TEXTE SOURCE
C’est
toujours le problème quand on part en balade : on n’est jamais
assuré du temps. J’ai dû enfouir dans mon sac à dos, pour parer
à toutes éventualités, un maillot de bain, un short, un sweat-shirt,
un pull de ski à col roulé, une cape de k-way et le matin du départ,
j’ai enfilé un pantalon, mis un gros pull et mon chapeau, et emporté
dans la poche les lunettes de soleil et l’aspirine en cas d’insolation
sournoise.
Si
on y ajoute le pique-nique, les en-cas et l’eau, on peut dire
que
nous sommes chargés comme des mulets.
Jean-Louis,
qui souffrait d’un torticolis depuis une semaine, appréhendait ce
poids sur ses épaules, mais une fois parti avec les amis, il oublie
ses douleurs.
A
sept heures, il fait encore noir et des murs de brouillard nous
obligent à une conduite prudente. Les montagnes sont cachées et
plus nous approchons du but, plus le brouillard se lève et se concentre
en une masse nuageuse sombre à l’horizon.
Nous
sommes inquiets. C’est encore une promenade qu’il est largement
préférable de faire par beau temps, pour des raisons de sécurité,
parce que la vallée d’Ossau est magnifique, et enfin accessoirement
parce que Max et Richard ont parié avec Jean-Louis une bouteille
de champagne qu’ils se baigneraient dans un des lacs aux eaux glaciales
. . .
Nous
avons de la chance : le temps de faire la marche d’approche
sur la route qui longe le parc national signalé par une tête d’isard
rouge sur fond de peinture blanche, et de traverser un petit bois,
et l’air n’est plus que légèrement humide, seul un voile diaphane
couvre le pic du midi d’Ossau d’une gaze bleutée, fendue par un
rayon de soleil qui passe entre la fourche du sommet.

LISTE DES ENREGISTREMENTS

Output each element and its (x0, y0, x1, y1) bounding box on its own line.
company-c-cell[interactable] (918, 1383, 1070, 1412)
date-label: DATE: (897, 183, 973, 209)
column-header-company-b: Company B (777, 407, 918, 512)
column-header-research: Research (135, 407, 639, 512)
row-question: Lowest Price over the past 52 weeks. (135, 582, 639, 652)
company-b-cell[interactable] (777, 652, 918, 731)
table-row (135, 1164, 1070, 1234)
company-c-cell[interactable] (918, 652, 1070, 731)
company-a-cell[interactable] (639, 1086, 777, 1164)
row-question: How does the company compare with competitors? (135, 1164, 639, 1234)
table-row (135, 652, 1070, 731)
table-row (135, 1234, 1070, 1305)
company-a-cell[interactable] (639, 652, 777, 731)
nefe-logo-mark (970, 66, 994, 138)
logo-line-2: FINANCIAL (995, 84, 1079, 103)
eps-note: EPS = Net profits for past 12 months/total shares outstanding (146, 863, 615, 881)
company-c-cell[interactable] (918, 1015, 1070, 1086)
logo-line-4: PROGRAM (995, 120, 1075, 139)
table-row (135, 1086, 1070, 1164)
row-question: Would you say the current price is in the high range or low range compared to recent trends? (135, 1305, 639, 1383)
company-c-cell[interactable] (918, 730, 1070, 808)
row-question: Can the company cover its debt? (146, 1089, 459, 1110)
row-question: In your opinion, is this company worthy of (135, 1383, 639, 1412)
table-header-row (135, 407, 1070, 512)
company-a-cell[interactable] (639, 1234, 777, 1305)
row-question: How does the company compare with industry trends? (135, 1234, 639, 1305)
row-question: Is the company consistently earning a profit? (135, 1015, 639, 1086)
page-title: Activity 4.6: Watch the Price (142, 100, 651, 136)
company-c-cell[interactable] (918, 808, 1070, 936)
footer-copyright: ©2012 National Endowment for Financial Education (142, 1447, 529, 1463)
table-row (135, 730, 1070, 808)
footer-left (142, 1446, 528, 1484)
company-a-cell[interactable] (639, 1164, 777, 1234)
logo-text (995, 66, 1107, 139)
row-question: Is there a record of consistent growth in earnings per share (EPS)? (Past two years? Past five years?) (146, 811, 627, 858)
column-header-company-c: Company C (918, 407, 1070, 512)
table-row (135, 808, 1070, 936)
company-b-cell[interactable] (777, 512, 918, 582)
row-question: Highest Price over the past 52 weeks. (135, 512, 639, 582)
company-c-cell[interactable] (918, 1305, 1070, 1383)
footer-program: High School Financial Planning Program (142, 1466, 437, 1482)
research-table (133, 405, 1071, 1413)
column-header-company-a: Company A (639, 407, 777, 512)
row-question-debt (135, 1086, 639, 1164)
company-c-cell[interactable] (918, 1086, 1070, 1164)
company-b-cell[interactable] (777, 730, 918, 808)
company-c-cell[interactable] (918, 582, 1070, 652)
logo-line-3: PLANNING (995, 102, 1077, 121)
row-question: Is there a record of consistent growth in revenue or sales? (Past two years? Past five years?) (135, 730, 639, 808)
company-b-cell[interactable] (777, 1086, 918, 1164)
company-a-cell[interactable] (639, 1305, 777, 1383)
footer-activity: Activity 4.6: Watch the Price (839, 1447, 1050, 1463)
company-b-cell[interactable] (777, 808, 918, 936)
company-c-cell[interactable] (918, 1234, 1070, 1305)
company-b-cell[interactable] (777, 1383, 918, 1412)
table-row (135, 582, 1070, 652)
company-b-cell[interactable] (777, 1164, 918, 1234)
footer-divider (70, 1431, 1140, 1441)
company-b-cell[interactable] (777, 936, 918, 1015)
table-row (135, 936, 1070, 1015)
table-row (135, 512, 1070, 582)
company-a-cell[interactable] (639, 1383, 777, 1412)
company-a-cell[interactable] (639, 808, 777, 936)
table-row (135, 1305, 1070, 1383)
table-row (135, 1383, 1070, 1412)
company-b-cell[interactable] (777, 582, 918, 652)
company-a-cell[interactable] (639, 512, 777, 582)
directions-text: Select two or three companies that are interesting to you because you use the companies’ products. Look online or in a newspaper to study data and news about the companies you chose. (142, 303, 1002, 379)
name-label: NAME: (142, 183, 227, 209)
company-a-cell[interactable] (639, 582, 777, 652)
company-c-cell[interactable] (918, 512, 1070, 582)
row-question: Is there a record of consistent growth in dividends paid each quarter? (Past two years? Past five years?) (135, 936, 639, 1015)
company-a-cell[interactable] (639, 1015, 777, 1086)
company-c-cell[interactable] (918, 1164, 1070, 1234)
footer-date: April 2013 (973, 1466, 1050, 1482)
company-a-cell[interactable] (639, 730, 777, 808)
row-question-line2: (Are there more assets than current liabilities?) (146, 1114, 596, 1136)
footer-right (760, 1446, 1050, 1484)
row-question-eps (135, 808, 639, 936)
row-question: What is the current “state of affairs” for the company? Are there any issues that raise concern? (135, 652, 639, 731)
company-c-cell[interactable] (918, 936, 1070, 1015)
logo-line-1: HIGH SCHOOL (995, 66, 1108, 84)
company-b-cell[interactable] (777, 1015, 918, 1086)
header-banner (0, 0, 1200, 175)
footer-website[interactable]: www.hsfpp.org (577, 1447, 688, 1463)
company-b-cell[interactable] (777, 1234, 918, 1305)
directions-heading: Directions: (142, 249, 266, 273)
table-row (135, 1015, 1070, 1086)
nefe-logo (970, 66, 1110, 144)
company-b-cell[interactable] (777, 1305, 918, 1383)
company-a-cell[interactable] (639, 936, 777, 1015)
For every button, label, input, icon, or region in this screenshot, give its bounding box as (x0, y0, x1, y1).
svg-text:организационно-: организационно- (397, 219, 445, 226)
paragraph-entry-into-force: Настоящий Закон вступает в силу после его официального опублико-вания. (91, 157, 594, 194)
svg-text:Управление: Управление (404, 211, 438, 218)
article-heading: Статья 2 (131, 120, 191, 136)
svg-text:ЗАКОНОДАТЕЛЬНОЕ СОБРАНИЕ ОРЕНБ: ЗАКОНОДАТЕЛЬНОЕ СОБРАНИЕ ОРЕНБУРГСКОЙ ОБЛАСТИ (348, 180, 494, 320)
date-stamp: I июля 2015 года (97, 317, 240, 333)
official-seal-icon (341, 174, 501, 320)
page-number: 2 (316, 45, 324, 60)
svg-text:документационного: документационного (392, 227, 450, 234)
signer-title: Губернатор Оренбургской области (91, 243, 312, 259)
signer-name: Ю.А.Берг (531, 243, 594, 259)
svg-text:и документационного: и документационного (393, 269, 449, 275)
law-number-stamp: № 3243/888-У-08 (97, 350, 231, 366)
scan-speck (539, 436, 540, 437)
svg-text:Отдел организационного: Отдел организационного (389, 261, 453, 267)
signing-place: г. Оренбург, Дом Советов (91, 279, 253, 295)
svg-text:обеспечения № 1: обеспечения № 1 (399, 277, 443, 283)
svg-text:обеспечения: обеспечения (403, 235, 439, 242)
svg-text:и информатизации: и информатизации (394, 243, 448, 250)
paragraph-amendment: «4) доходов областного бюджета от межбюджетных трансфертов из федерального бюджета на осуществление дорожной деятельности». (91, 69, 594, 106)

TÂCHE DEMANDÉE
Poursuivez le récit de la randonnée dans la vallée d'Ossau à partir de sa dernière phrase.

RÉPONSE À LA TÂCHE
L’air
est très frais, mais nous transpirons déjà dans la montée. Le bout
ferré de nos bâtons résonne dans l’espace. Des ruisselets s’écoulent
des hauteurs et petit à petit le bruit d’une cascade envahit la
vallée, couvrant le son des clochettes tintinnabulant
au rythme des mouvements des troupeaux de moutons, regroupés
en cercles et encore bas à cette heure, proches de leur bergerie.
Il
y a moins de fleurs qu’aux promenades précédentes. Asphodèles, chardons
et iris sont fanés, restent encore les tapis mauves de la bruyère,
les senteurs odorantes du thym sauvage et les premiers colchiques
annonciateurs de l’automne percent déjà par endroits. Les graminées
sont sèches, mais la couleur dominante reste encore le vert des
mousses et de l’herbe, entretenue par l’abondante rosée des nuits
fraîches.
Les
lacs reflètent dans leurs eaux pures le paysage environnant, tour
à tour bleus, verts, paille ou bruns. Lors d’une pause, Richard
nous fait remarquer à la surface d'un lac l’avance irisée d’une
bourrasque de vent : quelques instants plus tard, nous sommes
dedans. Nous nous refroidissons rapidement et devons reprendre la
marche.
Arrivés
au refuge du lac d’Ayous, Richard décide (avec notre accord) de
poursuivre jusqu’au col qui surplombe la vallée d’Aspe, où le GR10
descend en serpentant et se perd dans le rétrécissement où a été
creusé le chemin de la mâture : nous préparons la prochaine
randonnée.
Pour
le plaisir de l’effort et la récompense au sommet d’une vaste vue
panoramique, nous faisons l’ascension du pic, 88 mètres plus haut.
Nous
apercevons dans le lointain le pic d’Anie, dont nous avions fait
l’ascension au milieu des nuages et sans aucune vue au sommet, et
derrière nous, le départ du petit train d’Artouste, le pic du midi
d’Ossau bien sûr, magnifique et immense au premier plan, et encore
la Sagette à la forme si caractéristique (du latin « sagitta »,
la flèche).
J’essaie
d’imaginer ce même paysage à l’époque de Louis XIV. Les montagnes
devaient être recouvertes d’une forêt dense de hauts conifères aux
troncs droits et élancés, parfaits malheureusement pour eux pour
équiper de mâts les grands bateaux de guerre nécessaires pour combler
les désirs expansionnistes de ce roi. Combien de bûcherons ont péri
sur le chemin de la mâture creusé à même la falaise pour acheminer
ces troncs lourds et encombrants jusqu’à la vallée, et de là, par
voie fluviale probablement, jusqu’aux chantiers navals royaux.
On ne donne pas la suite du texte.